**I tuoi compiti**
a - Rispondi alle seguenti domande sul testo sugli outlet:
(i) Quale organizzazione chiede da anni un regolamento per gli outlet?
(ii) Quale merce dovrebbero vendere esclusivamente gli outlet?
(iii) Di che cosa gli outlet non dovrebbero poter usufruire per scontare ulteriormente i capi?
b - Restituisci senza alcuna modifica il passo del testo sugli outlet che va da "Poi c’è un altro" a "ulteriormente i capi.".

Poi c’è un altro settore che sul nostro territorio non è nemmeno regolamentato, ovvero quello degli outlet, che necessitano assolutamente di un regolamento. Come Federmoda-Confcommercio lo chiediamo da anni con forza. Riteniamo che gli outlet debbano vendere esclusivamente merce delle stagioni precedenti, disassortita o fallata e non che le grandi catene possano produrre e vendere collezioni appositamente create per gli outlet, come accade in molti casi oggi. Per loro stessa natura gli outlet hanno la merce sempre in sconto e allora chiediamo che non possano usufruire anche delle finestre dei saldi per scontare ulteriormente i capi.

**Voci del dataset**
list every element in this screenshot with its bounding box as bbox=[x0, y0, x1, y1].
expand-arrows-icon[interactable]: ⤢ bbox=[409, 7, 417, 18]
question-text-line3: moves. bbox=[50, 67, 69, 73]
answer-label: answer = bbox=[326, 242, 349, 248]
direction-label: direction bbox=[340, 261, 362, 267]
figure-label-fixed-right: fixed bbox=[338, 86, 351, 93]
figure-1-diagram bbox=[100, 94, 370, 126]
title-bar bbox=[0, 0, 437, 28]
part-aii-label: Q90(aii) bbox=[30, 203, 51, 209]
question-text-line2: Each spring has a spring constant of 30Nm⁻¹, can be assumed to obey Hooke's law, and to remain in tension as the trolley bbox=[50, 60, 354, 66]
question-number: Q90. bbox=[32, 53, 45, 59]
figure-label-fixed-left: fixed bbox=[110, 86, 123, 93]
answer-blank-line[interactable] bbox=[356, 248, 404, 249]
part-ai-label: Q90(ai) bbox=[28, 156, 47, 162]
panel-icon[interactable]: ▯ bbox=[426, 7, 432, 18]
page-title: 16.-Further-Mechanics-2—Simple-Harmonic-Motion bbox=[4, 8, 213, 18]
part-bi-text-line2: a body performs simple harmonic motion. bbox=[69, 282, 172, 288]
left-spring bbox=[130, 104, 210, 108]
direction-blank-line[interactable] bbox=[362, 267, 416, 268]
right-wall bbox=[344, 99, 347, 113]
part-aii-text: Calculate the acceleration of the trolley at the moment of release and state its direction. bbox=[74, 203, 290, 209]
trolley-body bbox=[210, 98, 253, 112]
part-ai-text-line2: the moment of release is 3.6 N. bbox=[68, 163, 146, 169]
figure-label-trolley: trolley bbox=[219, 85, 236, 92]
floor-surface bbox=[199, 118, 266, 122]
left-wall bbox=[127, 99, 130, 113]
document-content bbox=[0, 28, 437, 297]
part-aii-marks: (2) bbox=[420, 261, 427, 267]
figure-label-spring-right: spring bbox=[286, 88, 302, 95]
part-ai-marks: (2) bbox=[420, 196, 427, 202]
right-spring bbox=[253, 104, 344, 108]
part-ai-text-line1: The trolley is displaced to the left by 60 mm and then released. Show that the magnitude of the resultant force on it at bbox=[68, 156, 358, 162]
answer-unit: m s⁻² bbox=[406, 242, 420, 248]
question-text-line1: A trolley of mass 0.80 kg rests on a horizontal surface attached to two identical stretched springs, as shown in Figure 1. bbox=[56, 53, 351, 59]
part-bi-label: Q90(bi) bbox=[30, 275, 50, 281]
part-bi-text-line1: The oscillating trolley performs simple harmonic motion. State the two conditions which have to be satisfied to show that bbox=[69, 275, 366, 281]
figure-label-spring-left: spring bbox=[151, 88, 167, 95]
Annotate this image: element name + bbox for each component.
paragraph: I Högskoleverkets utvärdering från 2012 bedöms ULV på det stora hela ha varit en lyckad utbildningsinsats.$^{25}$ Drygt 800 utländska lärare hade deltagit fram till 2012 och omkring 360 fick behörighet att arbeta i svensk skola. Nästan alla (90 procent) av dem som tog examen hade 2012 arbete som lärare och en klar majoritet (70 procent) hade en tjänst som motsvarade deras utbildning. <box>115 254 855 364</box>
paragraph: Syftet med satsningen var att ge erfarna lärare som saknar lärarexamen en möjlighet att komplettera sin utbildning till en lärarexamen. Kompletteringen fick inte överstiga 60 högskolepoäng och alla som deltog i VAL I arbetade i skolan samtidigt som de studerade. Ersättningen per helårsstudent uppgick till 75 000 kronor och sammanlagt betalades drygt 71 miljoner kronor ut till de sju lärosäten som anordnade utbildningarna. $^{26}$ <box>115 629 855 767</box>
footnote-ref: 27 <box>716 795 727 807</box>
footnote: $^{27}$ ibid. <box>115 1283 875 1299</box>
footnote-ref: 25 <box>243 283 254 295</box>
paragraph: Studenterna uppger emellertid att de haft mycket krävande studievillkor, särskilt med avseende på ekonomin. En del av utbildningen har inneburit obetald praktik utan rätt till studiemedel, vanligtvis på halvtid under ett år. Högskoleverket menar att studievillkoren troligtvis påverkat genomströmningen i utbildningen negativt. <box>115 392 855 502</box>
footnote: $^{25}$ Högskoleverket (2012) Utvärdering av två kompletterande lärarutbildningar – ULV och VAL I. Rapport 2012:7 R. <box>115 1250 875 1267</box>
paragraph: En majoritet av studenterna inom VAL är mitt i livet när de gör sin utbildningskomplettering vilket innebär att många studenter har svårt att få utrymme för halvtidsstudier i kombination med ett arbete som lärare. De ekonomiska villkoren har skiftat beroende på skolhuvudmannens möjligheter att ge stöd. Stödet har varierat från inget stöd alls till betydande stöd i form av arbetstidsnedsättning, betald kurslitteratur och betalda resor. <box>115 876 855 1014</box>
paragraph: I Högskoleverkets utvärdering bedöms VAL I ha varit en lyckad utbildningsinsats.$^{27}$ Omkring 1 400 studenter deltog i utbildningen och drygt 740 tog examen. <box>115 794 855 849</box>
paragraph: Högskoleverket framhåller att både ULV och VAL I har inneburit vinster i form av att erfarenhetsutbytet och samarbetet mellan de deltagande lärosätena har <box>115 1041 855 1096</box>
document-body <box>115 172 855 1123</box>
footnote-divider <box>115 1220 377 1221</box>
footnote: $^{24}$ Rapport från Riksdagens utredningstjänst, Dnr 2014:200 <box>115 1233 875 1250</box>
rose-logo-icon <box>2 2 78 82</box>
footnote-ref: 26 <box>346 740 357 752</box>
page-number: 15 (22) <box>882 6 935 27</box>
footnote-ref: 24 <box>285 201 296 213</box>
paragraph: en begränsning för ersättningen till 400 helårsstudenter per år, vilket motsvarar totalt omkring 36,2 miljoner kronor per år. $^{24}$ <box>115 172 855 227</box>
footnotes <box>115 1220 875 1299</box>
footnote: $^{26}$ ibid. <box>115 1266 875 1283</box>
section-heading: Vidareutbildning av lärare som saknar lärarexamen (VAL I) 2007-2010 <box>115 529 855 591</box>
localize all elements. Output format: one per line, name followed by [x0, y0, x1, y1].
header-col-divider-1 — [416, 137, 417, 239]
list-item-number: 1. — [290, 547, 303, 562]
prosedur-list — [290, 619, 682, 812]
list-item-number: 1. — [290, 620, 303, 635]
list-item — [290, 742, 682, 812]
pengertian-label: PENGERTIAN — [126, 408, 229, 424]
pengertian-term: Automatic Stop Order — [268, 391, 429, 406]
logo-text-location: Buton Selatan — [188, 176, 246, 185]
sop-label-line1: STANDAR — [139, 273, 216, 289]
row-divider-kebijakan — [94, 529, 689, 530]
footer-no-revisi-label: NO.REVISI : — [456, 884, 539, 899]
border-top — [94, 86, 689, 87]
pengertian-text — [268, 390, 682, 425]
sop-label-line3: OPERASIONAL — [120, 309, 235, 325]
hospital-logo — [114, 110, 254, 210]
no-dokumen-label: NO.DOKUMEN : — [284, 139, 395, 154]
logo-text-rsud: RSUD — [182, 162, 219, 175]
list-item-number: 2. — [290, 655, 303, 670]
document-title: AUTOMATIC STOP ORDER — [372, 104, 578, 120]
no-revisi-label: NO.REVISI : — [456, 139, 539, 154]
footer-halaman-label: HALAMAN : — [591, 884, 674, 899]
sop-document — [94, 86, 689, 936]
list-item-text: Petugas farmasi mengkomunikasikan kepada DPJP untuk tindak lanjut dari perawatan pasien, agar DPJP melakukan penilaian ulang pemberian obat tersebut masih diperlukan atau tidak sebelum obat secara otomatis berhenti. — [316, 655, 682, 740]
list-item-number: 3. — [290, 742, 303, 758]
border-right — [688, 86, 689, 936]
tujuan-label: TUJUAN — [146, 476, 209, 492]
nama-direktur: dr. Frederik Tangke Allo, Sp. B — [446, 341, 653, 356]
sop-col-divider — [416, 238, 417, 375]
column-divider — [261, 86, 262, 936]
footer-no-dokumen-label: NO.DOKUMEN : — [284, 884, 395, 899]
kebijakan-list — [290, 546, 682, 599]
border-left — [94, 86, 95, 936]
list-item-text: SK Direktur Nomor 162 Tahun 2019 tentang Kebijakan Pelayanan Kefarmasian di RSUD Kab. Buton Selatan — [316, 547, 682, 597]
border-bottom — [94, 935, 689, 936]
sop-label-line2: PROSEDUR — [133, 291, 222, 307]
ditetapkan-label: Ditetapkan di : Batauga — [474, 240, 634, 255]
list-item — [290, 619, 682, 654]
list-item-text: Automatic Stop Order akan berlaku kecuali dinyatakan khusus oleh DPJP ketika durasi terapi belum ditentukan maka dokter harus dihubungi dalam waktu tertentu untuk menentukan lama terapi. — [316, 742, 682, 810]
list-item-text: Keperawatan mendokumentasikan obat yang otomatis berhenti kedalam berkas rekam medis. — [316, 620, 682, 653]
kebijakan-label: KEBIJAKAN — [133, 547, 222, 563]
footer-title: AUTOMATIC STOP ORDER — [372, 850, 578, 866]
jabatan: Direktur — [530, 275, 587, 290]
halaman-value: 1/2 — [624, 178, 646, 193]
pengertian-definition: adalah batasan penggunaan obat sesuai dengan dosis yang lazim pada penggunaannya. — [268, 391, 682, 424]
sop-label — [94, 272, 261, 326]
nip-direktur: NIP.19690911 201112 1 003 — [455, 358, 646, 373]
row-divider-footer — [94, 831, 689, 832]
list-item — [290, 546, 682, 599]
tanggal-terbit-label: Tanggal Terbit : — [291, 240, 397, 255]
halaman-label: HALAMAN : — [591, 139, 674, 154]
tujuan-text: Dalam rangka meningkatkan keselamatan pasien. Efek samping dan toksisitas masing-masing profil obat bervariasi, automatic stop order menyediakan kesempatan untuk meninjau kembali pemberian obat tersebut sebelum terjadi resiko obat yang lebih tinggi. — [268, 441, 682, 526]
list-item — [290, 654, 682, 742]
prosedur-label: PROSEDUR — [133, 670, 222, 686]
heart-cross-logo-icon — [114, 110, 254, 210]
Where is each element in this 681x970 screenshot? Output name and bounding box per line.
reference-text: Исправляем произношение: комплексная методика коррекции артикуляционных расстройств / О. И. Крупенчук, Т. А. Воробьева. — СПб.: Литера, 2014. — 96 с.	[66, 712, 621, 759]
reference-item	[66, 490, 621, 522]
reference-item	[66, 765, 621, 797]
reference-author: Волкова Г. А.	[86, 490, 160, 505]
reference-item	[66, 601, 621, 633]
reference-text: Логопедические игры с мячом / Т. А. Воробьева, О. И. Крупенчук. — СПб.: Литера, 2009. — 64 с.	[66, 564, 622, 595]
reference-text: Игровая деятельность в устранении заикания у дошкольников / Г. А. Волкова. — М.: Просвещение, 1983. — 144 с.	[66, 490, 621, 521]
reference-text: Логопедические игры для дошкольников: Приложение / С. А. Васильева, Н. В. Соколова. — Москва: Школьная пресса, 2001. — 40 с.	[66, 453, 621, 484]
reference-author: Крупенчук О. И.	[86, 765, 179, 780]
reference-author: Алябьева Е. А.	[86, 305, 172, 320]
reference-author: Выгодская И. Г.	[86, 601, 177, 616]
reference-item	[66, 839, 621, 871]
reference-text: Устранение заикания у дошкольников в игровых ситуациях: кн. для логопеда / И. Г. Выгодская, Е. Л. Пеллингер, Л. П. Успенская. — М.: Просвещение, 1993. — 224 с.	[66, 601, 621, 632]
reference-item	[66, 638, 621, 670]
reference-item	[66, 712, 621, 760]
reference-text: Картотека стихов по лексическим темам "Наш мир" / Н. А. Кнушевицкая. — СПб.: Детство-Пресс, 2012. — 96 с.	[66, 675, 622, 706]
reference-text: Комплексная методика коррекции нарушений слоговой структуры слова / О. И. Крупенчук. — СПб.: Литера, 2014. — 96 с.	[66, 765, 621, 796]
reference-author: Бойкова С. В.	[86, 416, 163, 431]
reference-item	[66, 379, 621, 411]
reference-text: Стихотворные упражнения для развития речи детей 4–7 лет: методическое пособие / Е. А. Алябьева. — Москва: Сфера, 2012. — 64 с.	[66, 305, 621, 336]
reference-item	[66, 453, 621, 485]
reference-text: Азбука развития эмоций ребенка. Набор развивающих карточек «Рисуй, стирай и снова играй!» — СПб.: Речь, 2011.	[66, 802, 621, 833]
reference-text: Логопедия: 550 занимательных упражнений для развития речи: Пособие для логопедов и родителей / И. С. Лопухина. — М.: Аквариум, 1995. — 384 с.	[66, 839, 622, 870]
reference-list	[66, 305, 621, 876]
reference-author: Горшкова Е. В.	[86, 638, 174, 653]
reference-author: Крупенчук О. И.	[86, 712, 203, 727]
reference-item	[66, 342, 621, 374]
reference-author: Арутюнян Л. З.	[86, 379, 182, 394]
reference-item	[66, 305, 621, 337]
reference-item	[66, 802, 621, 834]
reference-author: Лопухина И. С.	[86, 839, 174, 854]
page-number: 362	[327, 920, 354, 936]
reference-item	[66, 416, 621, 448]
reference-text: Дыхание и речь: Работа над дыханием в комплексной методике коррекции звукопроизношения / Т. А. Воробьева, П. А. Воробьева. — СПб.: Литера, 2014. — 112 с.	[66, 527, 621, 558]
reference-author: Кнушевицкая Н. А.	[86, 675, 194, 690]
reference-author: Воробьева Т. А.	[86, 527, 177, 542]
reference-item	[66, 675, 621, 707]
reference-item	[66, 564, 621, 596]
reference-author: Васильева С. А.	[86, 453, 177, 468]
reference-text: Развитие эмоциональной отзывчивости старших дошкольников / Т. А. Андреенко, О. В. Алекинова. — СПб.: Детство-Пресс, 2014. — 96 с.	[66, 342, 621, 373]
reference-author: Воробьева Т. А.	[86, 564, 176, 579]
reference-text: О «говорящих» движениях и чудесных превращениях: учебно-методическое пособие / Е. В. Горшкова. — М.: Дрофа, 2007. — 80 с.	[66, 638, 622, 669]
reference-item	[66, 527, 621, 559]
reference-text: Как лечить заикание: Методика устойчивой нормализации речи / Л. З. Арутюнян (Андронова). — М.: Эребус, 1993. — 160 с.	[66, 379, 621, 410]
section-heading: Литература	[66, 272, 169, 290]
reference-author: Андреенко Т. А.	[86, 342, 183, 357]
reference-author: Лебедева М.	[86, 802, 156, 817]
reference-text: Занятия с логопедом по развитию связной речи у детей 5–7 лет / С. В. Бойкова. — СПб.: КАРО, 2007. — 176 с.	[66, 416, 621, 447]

**Risposte fornite**
a -
(i) Federmoda-Confcommercio.
(ii) Merce delle stagioni precedenti, disassortita o fallata.
(iii) Delle finestre dei saldi.

b -
Poi c’è un altro settore che sul nostro territorio non è nemmeno regolamentato, ovvero quello degli outlet, che necessitano assolutamente di un regolamento. Come Federmoda-Confcommercio lo chiediamo da anni con forza. Riteniamo che gli outlet debbano vendere esclusivamente merce delle stagioni precedenti, disassortita o fallata e non che le grandi catene possano produrre e vendere collezioni appositamente create per gli outlet, come accade in molti casi oggi. Per loro stessa natura gli outlet hanno la merce sempre in sconto e allora chiediamo che non possano usufruire anche delle finestre dei saldi per scontare ulteriormente i capi.